#### Task directions
Write the material out again exactly as it stands.

#### Data extract
+---+
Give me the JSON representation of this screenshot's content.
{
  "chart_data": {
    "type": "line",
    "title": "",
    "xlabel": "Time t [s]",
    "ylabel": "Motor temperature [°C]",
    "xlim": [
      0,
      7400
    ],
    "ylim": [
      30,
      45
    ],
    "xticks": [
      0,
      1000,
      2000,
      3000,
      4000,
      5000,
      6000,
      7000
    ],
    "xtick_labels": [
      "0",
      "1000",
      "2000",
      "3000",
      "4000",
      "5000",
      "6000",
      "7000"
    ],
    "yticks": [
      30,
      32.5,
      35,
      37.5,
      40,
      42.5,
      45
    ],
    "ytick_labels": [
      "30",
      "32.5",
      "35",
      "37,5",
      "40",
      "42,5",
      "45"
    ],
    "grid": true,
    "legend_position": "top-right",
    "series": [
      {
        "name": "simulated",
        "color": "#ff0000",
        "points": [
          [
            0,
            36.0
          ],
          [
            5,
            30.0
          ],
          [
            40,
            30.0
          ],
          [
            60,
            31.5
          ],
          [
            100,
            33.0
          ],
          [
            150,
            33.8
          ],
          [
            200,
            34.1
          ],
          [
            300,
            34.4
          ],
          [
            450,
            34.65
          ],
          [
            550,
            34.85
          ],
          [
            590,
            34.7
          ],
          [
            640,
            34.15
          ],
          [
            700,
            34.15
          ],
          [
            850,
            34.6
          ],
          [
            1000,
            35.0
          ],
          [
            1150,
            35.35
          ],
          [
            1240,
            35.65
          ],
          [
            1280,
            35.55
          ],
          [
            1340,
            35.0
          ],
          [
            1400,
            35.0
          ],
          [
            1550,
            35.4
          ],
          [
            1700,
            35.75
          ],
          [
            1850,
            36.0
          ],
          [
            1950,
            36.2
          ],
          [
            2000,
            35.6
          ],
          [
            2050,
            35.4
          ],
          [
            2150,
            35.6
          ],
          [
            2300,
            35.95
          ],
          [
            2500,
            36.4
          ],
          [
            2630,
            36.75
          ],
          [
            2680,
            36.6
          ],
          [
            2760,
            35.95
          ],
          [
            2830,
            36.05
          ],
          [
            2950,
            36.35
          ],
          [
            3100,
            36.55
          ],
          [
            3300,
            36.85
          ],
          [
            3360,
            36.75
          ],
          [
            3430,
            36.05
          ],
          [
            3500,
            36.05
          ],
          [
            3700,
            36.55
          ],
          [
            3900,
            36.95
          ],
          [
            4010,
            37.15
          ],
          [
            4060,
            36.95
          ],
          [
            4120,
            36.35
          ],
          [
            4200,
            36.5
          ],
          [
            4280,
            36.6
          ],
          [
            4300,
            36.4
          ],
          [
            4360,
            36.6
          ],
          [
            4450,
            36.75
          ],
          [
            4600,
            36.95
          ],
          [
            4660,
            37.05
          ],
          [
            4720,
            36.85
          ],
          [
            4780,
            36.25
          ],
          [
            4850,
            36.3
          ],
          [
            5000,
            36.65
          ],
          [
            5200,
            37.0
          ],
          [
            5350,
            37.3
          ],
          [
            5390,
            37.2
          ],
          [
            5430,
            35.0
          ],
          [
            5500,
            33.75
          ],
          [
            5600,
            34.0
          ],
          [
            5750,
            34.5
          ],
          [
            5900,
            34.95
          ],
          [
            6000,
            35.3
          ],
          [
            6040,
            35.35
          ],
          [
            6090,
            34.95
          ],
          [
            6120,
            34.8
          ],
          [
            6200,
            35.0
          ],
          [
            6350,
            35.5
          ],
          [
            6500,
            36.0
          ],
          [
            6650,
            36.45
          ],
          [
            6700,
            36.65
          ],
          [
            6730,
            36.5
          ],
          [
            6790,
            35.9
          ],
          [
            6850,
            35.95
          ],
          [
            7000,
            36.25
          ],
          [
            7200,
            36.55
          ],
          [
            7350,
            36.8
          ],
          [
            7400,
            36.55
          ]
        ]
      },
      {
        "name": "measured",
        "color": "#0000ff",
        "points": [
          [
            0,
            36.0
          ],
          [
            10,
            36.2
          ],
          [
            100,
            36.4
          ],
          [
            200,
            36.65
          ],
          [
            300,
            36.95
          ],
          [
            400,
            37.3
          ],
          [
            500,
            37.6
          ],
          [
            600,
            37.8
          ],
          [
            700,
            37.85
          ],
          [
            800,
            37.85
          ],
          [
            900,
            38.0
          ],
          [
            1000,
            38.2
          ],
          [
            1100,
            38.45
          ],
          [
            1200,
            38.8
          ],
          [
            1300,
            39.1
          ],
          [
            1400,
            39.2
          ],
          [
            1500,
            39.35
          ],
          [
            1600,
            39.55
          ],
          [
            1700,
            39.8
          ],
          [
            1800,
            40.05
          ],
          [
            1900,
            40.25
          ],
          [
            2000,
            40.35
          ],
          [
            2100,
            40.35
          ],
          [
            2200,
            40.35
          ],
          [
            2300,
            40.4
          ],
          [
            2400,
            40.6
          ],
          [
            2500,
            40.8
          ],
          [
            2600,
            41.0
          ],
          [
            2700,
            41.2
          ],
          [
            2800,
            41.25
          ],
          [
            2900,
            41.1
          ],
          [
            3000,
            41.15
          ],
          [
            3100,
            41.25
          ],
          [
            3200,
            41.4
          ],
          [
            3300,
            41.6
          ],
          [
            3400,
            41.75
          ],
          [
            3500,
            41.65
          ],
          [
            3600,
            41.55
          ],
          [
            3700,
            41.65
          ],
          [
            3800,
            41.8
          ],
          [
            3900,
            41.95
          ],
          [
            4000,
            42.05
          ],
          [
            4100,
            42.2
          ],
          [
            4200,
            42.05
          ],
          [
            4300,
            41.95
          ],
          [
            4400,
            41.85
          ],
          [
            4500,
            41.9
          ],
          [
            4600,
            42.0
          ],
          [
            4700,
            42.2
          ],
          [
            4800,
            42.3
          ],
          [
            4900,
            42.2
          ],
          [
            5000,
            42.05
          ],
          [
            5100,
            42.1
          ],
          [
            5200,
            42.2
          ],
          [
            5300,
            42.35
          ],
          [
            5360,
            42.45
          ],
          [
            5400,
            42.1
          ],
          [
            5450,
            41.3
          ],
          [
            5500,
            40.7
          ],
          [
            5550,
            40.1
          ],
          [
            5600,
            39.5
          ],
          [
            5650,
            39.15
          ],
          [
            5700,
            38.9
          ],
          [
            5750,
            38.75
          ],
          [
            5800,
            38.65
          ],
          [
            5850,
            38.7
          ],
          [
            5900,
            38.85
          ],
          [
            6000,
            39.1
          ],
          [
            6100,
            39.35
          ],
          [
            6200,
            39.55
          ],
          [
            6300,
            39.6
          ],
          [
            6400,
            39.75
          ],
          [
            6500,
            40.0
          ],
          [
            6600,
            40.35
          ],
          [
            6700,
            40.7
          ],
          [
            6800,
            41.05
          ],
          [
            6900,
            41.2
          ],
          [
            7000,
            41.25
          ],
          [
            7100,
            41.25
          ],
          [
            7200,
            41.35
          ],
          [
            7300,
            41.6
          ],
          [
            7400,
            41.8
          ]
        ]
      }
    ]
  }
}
+---+
#### The output
Give me the JSON representation of this screenshot's content.
{
  "chart_data": {
    "type": "line",
    "title": "",
    "xlabel": "Time t [s]",
    "ylabel": "Motor temperature [°C]",
    "xlim": [
      0,
      7400
    ],
    "ylim": [
      30,
      45
    ],
    "xticks": [
      0,
      1000,
      2000,
      3000,
      4000,
      5000,
      6000,
      7000
    ],
    "xtick_labels": [
      "0",
      "1000",
      "2000",
      "3000",
      "4000",
      "5000",
      "6000",
      "7000"
    ],
    "yticks": [
      30,
      32.5,
      35,
      37.5,
      40,
      42.5,
      45
    ],
    "ytick_labels": [
      "30",
      "32.5",
      "35",
      "37,5",
      "40",
      "42,5",
      "45"
    ],
    "grid": true,
    "legend_position": "top-right",
    "series": [
      {
        "name": "simulated",
        "color": "#ff0000",
        "points": [
          [
            0,
            36.0
          ],
          [
            5,
            30.0
          ],
          [
            40,
            30.0
          ],
          [
            60,
            31.5
          ],
          [
            100,
            33.0
          ],
          [
            150,
            33.8
          ],
          [
            200,
            34.1
          ],
          [
            300,
            34.4
          ],
          [
            450,
            34.65
          ],
          [
            550,
            34.85
          ],
          [
            590,
            34.7
          ],
          [
            640,
            34.15
          ],
          [
            700,
            34.15
          ],
          [
            850,
            34.6
          ],
          [
            1000,
            35.0
          ],
          [
            1150,
            35.35
          ],
          [
            1240,
            35.65
          ],
          [
            1280,
            35.55
          ],
          [
            1340,
            35.0
          ],
          [
            1400,
            35.0
          ],
          [
            1550,
            35.4
          ],
          [
            1700,
            35.75
          ],
          [
            1850,
            36.0
          ],
          [
            1950,
            36.2
          ],
          [
            2000,
            35.6
          ],
          [
            2050,
            35.4
          ],
          [
            2150,
            35.6
          ],
          [
            2300,
            35.95
          ],
          [
            2500,
            36.4
          ],
          [
            2630,
            36.75
          ],
          [
            2680,
            36.6
          ],
          [
            2760,
            35.95
          ],
          [
            2830,
            36.05
          ],
          [
            2950,
            36.35
          ],
          [
            3100,
            36.55
          ],
          [
            3300,
            36.85
          ],
          [
            3360,
            36.75
          ],
          [
            3430,
            36.05
          ],
          [
            3500,
            36.05
          ],
          [
            3700,
            36.55
          ],
          [
            3900,
            36.95
          ],
          [
            4010,
            37.15
          ],
          [
            4060,
            36.95
          ],
          [
            4120,
            36.35
          ],
          [
            4200,
            36.5
          ],
          [
            4280,
            36.6
          ],
          [
            4300,
            36.4
          ],
          [
            4360,
            36.6
          ],
          [
            4450,
            36.75
          ],
          [
            4600,
            36.95
          ],
          [
            4660,
            37.05
          ],
          [
            4720,
            36.85
          ],
          [
            4780,
            36.25
          ],
          [
            4850,
            36.3
          ],
          [
            5000,
            36.65
          ],
          [
            5200,
            37.0
          ],
          [
            5350,
            37.3
          ],
          [
            5390,
            37.2
          ],
          [
            5430,
            35.0
          ],
          [
            5500,
            33.75
          ],
          [
            5600,
            34.0
          ],
          [
            5750,
            34.5
          ],
          [
            5900,
            34.95
          ],
          [
            6000,
            35.3
          ],
          [
            6040,
            35.35
          ],
          [
            6090,
            34.95
          ],
          [
            6120,
            34.8
          ],
          [
            6200,
            35.0
          ],
          [
            6350,
            35.5
          ],
          [
            6500,
            36.0
          ],
          [
            6650,
            36.45
          ],
          [
            6700,
            36.65
          ],
          [
            6730,
            36.5
          ],
          [
            6790,
            35.9
          ],
          [
            6850,
            35.95
          ],
          [
            7000,
            36.25
          ],
          [
            7200,
            36.55
          ],
          [
            7350,
            36.8
          ],
          [
            7400,
            36.55
          ]
        ]
      },
      {
        "name": "measured",
        "color": "#0000ff",
        "points": [
          [
            0,
            36.0
          ],
          [
            10,
            36.2
          ],
          [
            100,
            36.4
          ],
          [
            200,
            36.65
          ],
          [
            300,
            36.95
          ],
          [
            400,
            37.3
          ],
          [
            500,
            37.6
          ],
          [
            600,
            37.8
          ],
          [
            700,
            37.85
          ],
          [
            800,
            37.85
          ],
          [
            900,
            38.0
          ],
          [
            1000,
            38.2
          ],
          [
            1100,
            38.45
          ],
          [
            1200,
            38.8
          ],
          [
            1300,
            39.1
          ],
          [
            1400,
            39.2
          ],
          [
            1500,
            39.35
          ],
          [
            1600,
            39.55
          ],
          [
            1700,
            39.8
          ],
          [
            1800,
            40.05
          ],
          [
            1900,
            40.25
          ],
          [
            2000,
            40.35
          ],
          [
            2100,
            40.35
          ],
          [
            2200,
            40.35
          ],
          [
            2300,
            40.4
          ],
          [
            2400,
            40.6
          ],
          [
            2500,
            40.8
          ],
          [
            2600,
            41.0
          ],
          [
            2700,
            41.2
          ],
          [
            2800,
            41.25
          ],
          [
            2900,
            41.1
          ],
          [
            3000,
            41.15
          ],
          [
            3100,
            41.25
          ],
          [
            3200,
            41.4
          ],
          [
            3300,
            41.6
          ],
          [
            3400,
            41.75
          ],
          [
            3500,
            41.65
          ],
          [
            3600,
            41.55
          ],
          [
            3700,
            41.65
          ],
          [
            3800,
            41.8
          ],
          [
            3900,
            41.95
          ],
          [
            4000,
            42.05
          ],
          [
            4100,
            42.2
          ],
          [
            4200,
            42.05
          ],
          [
            4300,
            41.95
          ],
          [
            4400,
            41.85
          ],
          [
            4500,
            41.9
          ],
          [
            4600,
            42.0
          ],
          [
            4700,
            42.2
          ],
          [
            4800,
            42.3
          ],
          [
            4900,
            42.2
          ],
          [
            5000,
            42.05
          ],
          [
            5100,
            42.1
          ],
          [
            5200,
            42.2
          ],
          [
            5300,
            42.35
          ],
          [
            5360,
            42.45
          ],
          [
            5400,
            42.1
          ],
          [
            5450,
            41.3
          ],
          [
            5500,
            40.7
          ],
          [
            5550,
            40.1
          ],
          [
            5600,
            39.5
          ],
          [
            5650,
            39.15
          ],
          [
            5700,
            38.9
          ],
          [
            5750,
            38.75
          ],
          [
            5800,
            38.65
          ],
          [
            5850,
            38.7
          ],
          [
            5900,
            38.85
          ],
          [
            6000,
            39.1
          ],
          [
            6100,
            39.35
          ],
          [
            6200,
            39.55
          ],
          [
            6300,
            39.6
          ],
          [
            6400,
            39.75
          ],
          [
            6500,
            40.0
          ],
          [
            6600,
            40.35
          ],
          [
            6700,
            40.7
          ],
          [
            6800,
            41.05
          ],
          [
            6900,
            41.2
          ],
          [
            7000,
            41.25
          ],
          [
            7100,
            41.25
          ],
          [
            7200,
            41.35
          ],
          [
            7300,
            41.6
          ],
          [
            7400,
            41.8
          ]
        ]
      }
    ]
  }
}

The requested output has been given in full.